[Dataset entries]
_ _ _ _
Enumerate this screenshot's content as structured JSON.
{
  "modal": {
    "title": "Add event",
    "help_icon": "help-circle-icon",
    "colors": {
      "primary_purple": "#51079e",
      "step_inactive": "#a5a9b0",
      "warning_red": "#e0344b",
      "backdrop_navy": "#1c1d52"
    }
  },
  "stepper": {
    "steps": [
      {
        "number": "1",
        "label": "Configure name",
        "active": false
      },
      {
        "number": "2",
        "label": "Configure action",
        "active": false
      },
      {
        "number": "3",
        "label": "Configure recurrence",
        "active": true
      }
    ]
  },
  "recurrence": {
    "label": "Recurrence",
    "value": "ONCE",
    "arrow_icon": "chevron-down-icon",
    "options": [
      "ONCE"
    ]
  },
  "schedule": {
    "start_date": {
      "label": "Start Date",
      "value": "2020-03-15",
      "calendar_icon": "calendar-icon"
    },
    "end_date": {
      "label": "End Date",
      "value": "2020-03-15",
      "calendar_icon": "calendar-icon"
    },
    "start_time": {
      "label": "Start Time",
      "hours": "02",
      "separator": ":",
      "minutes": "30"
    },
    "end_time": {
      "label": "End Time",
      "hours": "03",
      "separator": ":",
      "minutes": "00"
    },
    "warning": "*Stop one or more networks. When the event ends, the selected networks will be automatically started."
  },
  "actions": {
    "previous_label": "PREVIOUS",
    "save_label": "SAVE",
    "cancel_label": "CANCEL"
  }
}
_ _ _ _
**The problem**
Write out every entry above, word for word.

**Answer to the problem**
Enumerate this screenshot's content as structured JSON.
{
  "modal": {
    "title": "Add event",
    "help_icon": "help-circle-icon",
    "colors": {
      "primary_purple": "#51079e",
      "step_inactive": "#a5a9b0",
      "warning_red": "#e0344b",
      "backdrop_navy": "#1c1d52"
    }
  },
  "stepper": {
    "steps": [
      {
        "number": "1",
        "label": "Configure name",
        "active": false
      },
      {
        "number": "2",
        "label": "Configure action",
        "active": false
      },
      {
        "number": "3",
        "label": "Configure recurrence",
        "active": true
      }
    ]
  },
  "recurrence": {
    "label": "Recurrence",
    "value": "ONCE",
    "arrow_icon": "chevron-down-icon",
    "options": [
      "ONCE"
    ]
  },
  "schedule": {
    "start_date": {
      "label": "Start Date",
      "value": "2020-03-15",
      "calendar_icon": "calendar-icon"
    },
    "end_date": {
      "label": "End Date",
      "value": "2020-03-15",
      "calendar_icon": "calendar-icon"
    },
    "start_time": {
      "label": "Start Time",
      "hours": "02",
      "separator": ":",
      "minutes": "30"
    },
    "end_time": {
      "label": "End Time",
      "hours": "03",
      "separator": ":",
      "minutes": "00"
    },
    "warning": "*Stop one or more networks. When the event ends, the selected networks will be automatically started."
  },
  "actions": {
    "previous_label": "PREVIOUS",
    "save_label": "SAVE",
    "cancel_label": "CANCEL"
  }
}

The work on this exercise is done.